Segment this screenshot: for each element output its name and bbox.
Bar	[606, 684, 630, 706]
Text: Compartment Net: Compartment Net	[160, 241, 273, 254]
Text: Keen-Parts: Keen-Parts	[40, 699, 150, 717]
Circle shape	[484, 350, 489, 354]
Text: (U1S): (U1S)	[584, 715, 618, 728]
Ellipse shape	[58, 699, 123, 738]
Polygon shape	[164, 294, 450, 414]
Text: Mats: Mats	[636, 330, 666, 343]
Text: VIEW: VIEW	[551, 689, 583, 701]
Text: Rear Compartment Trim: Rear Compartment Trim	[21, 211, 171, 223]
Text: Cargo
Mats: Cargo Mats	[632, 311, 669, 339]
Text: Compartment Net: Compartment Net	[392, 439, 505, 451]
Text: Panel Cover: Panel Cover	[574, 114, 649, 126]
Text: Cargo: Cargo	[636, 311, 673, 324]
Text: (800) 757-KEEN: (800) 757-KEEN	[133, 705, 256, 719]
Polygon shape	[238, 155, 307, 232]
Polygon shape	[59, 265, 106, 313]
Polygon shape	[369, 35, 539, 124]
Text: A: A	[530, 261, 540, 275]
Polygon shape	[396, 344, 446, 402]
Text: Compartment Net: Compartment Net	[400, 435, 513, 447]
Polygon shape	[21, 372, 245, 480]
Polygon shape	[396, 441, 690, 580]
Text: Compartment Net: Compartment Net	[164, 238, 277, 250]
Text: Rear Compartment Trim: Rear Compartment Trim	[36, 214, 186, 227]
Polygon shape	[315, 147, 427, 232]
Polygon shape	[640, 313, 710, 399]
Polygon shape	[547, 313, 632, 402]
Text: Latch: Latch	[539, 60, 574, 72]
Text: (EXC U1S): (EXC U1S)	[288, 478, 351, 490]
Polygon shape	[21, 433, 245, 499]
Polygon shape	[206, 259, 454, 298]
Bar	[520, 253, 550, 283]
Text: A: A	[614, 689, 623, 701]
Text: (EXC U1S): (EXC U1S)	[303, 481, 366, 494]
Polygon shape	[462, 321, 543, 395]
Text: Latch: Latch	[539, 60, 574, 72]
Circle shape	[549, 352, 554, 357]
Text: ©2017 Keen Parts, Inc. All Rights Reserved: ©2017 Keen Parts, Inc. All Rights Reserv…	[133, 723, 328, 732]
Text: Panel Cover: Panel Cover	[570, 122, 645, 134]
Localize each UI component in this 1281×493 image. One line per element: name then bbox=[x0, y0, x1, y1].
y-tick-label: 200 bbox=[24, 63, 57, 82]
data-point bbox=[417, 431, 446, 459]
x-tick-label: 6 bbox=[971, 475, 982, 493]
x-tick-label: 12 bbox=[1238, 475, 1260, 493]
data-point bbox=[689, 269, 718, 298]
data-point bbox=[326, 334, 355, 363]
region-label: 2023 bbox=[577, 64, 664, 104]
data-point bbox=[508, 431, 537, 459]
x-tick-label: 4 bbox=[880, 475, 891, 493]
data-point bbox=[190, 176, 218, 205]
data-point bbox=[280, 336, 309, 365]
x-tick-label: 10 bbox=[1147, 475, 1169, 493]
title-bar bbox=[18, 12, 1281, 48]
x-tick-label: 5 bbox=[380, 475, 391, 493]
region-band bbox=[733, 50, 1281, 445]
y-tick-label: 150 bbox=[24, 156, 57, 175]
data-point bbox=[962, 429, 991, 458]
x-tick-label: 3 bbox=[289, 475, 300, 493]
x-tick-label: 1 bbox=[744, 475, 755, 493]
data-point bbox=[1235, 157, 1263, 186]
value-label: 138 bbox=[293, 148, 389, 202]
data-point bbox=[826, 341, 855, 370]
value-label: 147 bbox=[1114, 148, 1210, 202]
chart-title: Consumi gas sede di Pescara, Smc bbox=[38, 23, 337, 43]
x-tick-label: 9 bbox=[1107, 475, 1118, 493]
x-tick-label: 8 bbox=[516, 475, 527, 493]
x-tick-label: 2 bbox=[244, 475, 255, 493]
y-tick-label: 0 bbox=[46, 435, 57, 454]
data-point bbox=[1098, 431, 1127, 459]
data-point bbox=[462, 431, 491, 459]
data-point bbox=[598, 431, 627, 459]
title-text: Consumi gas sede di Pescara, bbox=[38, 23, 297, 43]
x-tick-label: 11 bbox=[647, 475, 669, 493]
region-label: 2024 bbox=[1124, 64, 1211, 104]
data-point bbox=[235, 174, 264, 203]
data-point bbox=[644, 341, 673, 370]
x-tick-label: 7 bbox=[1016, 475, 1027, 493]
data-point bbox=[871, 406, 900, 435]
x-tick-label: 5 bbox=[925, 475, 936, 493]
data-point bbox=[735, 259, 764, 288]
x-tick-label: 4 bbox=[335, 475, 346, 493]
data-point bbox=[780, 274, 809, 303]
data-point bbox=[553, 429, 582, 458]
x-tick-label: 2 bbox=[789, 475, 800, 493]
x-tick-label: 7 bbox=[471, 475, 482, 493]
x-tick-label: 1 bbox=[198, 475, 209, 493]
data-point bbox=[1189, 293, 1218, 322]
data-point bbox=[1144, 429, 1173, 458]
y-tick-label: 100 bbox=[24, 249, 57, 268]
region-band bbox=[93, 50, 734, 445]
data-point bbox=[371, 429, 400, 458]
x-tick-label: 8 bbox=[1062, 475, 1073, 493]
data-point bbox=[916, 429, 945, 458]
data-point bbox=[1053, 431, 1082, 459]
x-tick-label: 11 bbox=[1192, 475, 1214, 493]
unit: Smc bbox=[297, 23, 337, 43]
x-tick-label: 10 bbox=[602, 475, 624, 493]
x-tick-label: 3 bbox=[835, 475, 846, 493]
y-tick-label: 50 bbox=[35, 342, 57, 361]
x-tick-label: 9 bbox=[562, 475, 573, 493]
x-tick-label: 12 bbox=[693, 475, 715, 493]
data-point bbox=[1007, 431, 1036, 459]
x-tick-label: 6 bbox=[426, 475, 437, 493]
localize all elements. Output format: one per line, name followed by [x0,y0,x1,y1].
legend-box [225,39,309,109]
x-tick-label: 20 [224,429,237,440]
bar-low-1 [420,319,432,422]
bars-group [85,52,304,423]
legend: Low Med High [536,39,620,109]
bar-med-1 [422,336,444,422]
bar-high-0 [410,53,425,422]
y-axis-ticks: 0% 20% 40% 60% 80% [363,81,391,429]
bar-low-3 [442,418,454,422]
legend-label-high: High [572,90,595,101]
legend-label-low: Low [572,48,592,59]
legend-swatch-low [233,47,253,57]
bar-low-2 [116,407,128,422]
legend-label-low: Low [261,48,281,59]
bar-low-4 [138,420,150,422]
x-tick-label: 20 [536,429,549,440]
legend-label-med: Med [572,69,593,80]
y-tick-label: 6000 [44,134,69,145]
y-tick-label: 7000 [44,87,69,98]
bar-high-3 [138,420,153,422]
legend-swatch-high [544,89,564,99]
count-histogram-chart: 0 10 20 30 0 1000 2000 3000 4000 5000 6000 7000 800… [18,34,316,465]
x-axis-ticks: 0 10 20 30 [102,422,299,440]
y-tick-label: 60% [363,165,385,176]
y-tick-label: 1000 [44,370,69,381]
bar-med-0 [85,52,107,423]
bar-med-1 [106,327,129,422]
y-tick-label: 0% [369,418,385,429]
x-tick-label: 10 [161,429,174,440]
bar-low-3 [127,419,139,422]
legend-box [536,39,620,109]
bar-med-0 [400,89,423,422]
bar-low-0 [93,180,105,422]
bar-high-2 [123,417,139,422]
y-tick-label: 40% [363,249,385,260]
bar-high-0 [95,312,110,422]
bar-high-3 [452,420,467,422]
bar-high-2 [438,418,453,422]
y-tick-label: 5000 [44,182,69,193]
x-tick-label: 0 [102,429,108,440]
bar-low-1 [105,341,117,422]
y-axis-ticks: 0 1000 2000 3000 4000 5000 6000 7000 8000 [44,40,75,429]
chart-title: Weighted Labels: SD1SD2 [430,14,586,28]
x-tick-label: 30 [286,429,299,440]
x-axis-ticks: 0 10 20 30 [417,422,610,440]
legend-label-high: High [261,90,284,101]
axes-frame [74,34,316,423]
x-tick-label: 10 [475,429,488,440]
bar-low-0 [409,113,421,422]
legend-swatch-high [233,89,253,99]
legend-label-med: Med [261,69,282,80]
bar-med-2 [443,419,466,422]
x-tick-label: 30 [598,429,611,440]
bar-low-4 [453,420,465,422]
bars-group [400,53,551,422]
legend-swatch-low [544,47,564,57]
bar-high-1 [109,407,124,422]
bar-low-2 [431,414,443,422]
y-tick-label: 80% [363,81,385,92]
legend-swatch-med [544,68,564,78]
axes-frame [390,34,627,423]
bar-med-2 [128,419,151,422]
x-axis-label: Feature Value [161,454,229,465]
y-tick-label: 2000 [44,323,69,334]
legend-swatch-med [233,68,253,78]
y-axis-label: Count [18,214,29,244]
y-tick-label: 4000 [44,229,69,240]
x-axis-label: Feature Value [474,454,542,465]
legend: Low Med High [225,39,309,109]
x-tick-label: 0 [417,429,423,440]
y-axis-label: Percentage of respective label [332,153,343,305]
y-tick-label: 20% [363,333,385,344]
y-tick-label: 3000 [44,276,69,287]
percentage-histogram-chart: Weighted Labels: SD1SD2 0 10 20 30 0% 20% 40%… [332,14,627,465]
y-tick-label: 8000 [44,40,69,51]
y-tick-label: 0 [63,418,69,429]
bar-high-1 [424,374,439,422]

════════

§ **WRITTEN REQUEST**: Lay out the items as a JSON list of strings, one string per line, from the first line of the items through the line containing "214, 186, 227]", with both of these lines included and blank lines omitted.

§ **RESPONSE**:
[
  "Segment this screenshot: for each element output its name and bbox.",
  "Bar\t[606, 684, 630, 706]",
  "Text: Compartment Net: Compartment Net\t[160, 241, 273, 254]",
  "Text: Keen-Parts: Keen-Parts\t[40, 699, 150, 717]",
  "Circle shape\t[484, 350, 489, 354]",
  "Text: (U1S): (U1S)\t[584, 715, 618, 728]",
  "Ellipse shape\t[58, 699, 123, 738]",
  "Polygon shape\t[164, 294, 450, 414]",
  "Text: Mats: Mats\t[636, 330, 666, 343]",
  "Text: VIEW: VIEW\t[551, 689, 583, 701]",
  "Text: Rear Compartment Trim: Rear Compartment Trim\t[21, 211, 171, 223]",
  "Text: Cargo",
  "Mats: Cargo Mats\t[632, 311, 669, 339]",
  "Text: Compartment Net: Compartment Net\t[392, 439, 505, 451]",
  "Text: Panel Cover: Panel Cover\t[574, 114, 649, 126]",
  "Text: Cargo: Cargo\t[636, 311, 673, 324]",
  "Text: (800) 757-KEEN: (800) 757-KEEN\t[133, 705, 256, 719]",
  "Polygon shape\t[238, 155, 307, 232]",
  "Polygon shape\t[59, 265, 106, 313]",
  "Polygon shape\t[369, 35, 539, 124]",
  "Text: A: A\t[530, 261, 540, 275]",
  "Polygon shape\t[396, 344, 446, 402]",
  "Text: Compartment Net: Compartment Net\t[400, 435, 513, 447]",
  "Polygon shape\t[21, 372, 245, 480]",
  "Polygon shape\t[396, 441, 690, 580]",
  "Text: Compartment Net: Compartment Net\t[164, 238, 277, 250]",
  "Text: Rear Compartment Trim: Rear Compartment Trim\t[36, 214, 186, 227]"
]